• **Instructions for the task**
Each entry below is to be given again word for word, with no pictures.

═══ Data for analysis ═══

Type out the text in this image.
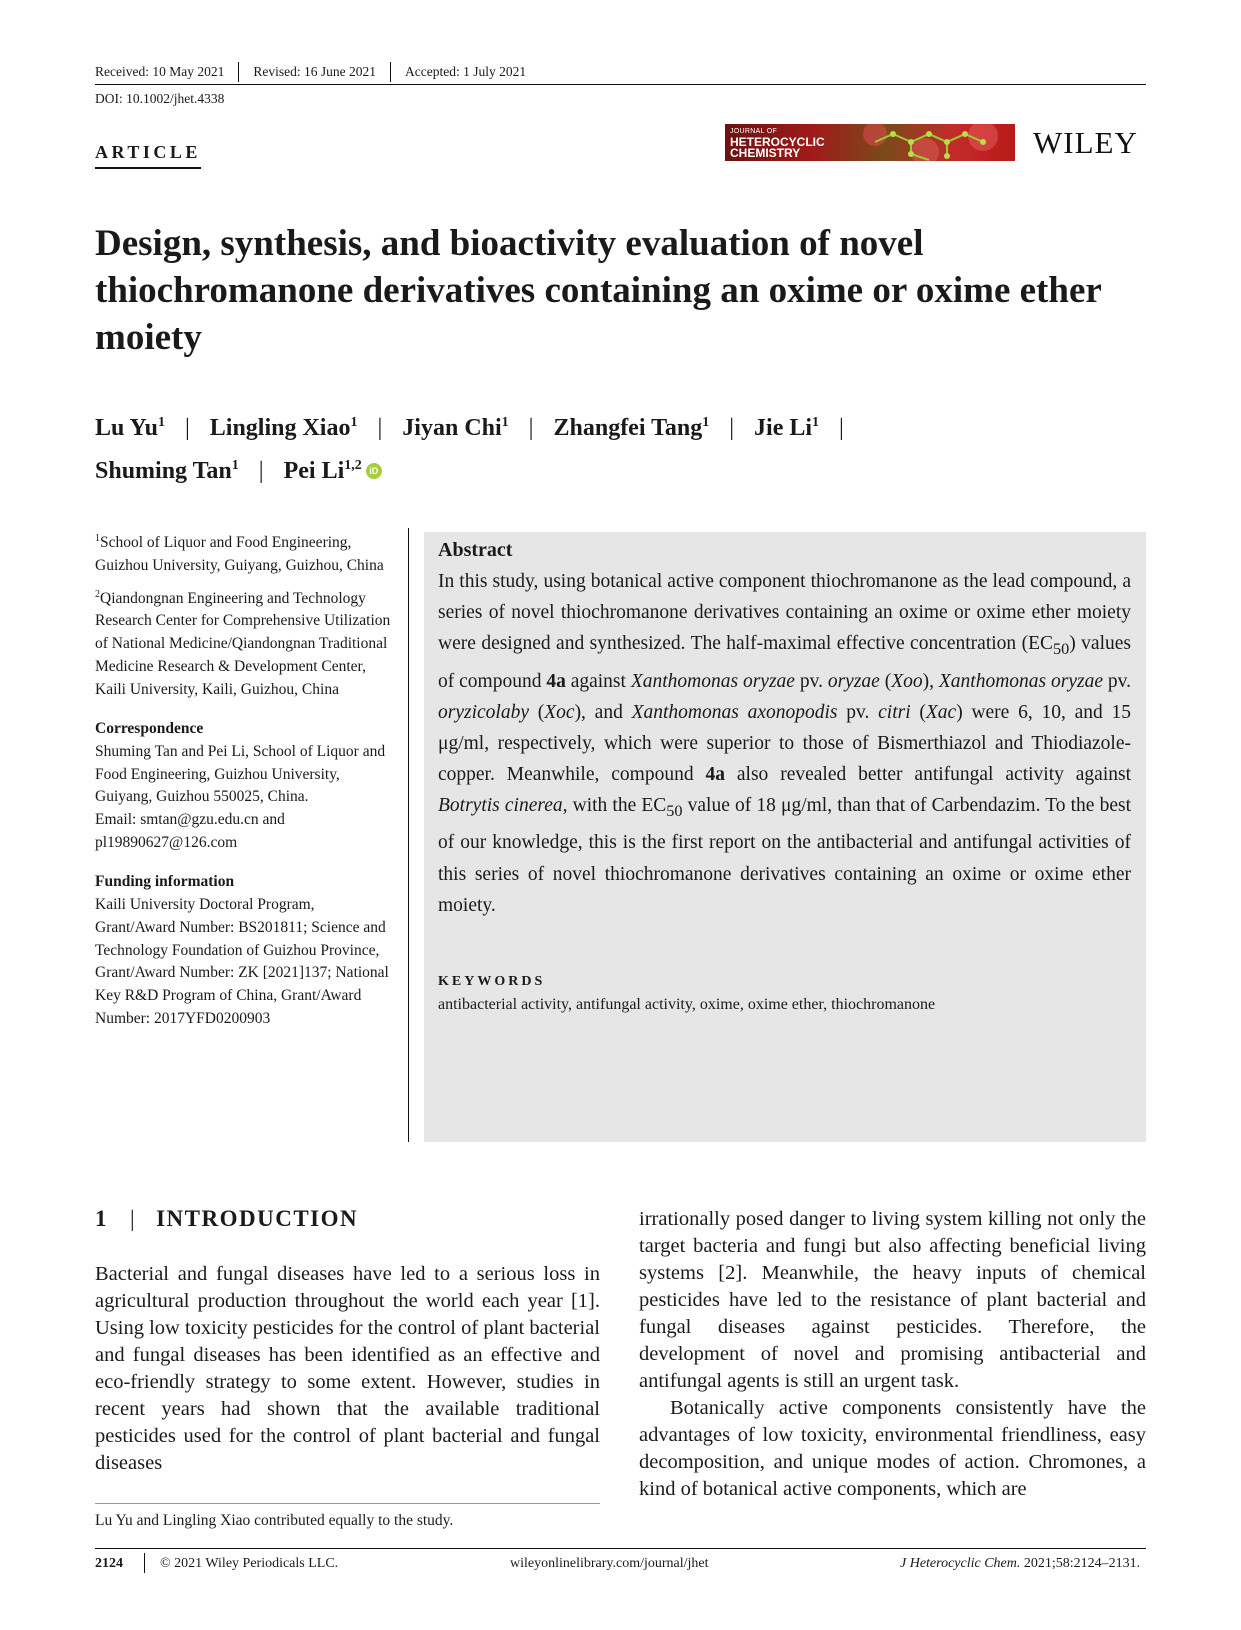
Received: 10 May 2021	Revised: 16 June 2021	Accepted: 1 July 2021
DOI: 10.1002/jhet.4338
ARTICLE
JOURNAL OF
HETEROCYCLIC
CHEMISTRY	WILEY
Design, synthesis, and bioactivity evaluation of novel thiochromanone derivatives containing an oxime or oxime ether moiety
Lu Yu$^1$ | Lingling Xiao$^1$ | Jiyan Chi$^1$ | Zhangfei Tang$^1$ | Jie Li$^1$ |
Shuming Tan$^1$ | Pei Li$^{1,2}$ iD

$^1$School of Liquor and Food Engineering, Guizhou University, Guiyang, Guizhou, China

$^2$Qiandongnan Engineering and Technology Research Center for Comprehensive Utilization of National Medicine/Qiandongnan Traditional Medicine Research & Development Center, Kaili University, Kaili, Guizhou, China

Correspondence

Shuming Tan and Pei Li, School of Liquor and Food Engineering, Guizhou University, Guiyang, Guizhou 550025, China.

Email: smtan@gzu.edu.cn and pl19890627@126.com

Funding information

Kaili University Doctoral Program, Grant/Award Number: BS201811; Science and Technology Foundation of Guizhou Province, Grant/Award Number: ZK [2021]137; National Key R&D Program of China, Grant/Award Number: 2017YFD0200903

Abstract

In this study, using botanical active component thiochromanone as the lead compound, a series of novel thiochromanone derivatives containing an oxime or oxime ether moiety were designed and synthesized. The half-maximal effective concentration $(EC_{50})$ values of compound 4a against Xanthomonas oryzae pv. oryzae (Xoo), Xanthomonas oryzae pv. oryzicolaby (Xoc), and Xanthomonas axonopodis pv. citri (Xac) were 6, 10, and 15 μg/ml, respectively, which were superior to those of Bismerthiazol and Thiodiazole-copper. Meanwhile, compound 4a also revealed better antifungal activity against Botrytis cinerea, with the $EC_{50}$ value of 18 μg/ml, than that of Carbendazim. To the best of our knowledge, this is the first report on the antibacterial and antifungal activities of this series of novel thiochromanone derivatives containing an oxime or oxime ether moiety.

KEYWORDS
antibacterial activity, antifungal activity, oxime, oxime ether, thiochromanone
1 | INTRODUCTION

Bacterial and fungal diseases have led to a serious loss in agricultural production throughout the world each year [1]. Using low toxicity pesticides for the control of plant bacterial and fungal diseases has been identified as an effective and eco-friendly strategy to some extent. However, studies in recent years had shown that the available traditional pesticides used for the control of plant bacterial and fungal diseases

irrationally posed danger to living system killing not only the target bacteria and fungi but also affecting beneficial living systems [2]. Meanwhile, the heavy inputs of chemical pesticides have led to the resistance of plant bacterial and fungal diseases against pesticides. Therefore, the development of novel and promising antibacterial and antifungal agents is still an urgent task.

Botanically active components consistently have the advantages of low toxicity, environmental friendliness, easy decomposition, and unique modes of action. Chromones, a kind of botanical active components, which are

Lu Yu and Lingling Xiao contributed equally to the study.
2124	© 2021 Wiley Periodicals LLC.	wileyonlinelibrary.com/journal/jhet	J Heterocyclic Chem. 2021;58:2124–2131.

═══

• **Response to the task**
Type out the text in this image.
Received: 10 May 2021	Revised: 16 June 2021	Accepted: 1 July 2021
DOI: 10.1002/jhet.4338
ARTICLE
JOURNAL OF
HETEROCYCLIC
CHEMISTRY	WILEY
Design, synthesis, and bioactivity evaluation of novel thiochromanone derivatives containing an oxime or oxime ether moiety
Lu Yu$^1$ | Lingling Xiao$^1$ | Jiyan Chi$^1$ | Zhangfei Tang$^1$ | Jie Li$^1$ |
Shuming Tan$^1$ | Pei Li$^{1,2}$ iD

$^1$School of Liquor and Food Engineering, Guizhou University, Guiyang, Guizhou, China

$^2$Qiandongnan Engineering and Technology Research Center for Comprehensive Utilization of National Medicine/Qiandongnan Traditional Medicine Research & Development Center, Kaili University, Kaili, Guizhou, China

Correspondence

Shuming Tan and Pei Li, School of Liquor and Food Engineering, Guizhou University, Guiyang, Guizhou 550025, China.

Email: smtan@gzu.edu.cn and pl19890627@126.com

Funding information

Kaili University Doctoral Program, Grant/Award Number: BS201811; Science and Technology Foundation of Guizhou Province, Grant/Award Number: ZK [2021]137; National Key R&D Program of China, Grant/Award Number: 2017YFD0200903

Abstract

In this study, using botanical active component thiochromanone as the lead compound, a series of novel thiochromanone derivatives containing an oxime or oxime ether moiety were designed and synthesized. The half-maximal effective concentration $(EC_{50})$ values of compound 4a against Xanthomonas oryzae pv. oryzae (Xoo), Xanthomonas oryzae pv. oryzicolaby (Xoc), and Xanthomonas axonopodis pv. citri (Xac) were 6, 10, and 15 μg/ml, respectively, which were superior to those of Bismerthiazol and Thiodiazole-copper. Meanwhile, compound 4a also revealed better antifungal activity against Botrytis cinerea, with the $EC_{50}$ value of 18 μg/ml, than that of Carbendazim. To the best of our knowledge, this is the first report on the antibacterial and antifungal activities of this series of novel thiochromanone derivatives containing an oxime or oxime ether moiety.

KEYWORDS
antibacterial activity, antifungal activity, oxime, oxime ether, thiochromanone
1 | INTRODUCTION

Bacterial and fungal diseases have led to a serious loss in agricultural production throughout the world each year [1]. Using low toxicity pesticides for the control of plant bacterial and fungal diseases has been identified as an effective and eco-friendly strategy to some extent. However, studies in recent years had shown that the available traditional pesticides used for the control of plant bacterial and fungal diseases

irrationally posed danger to living system killing not only the target bacteria and fungi but also affecting beneficial living systems [2]. Meanwhile, the heavy inputs of chemical pesticides have led to the resistance of plant bacterial and fungal diseases against pesticides. Therefore, the development of novel and promising antibacterial and antifungal agents is still an urgent task.

Botanically active components consistently have the advantages of low toxicity, environmental friendliness, easy decomposition, and unique modes of action. Chromones, a kind of botanical active components, which are

Lu Yu and Lingling Xiao contributed equally to the study.
2124	© 2021 Wiley Periodicals LLC.	wileyonlinelibrary.com/journal/jhet	J Heterocyclic Chem. 2021;58:2124–2131.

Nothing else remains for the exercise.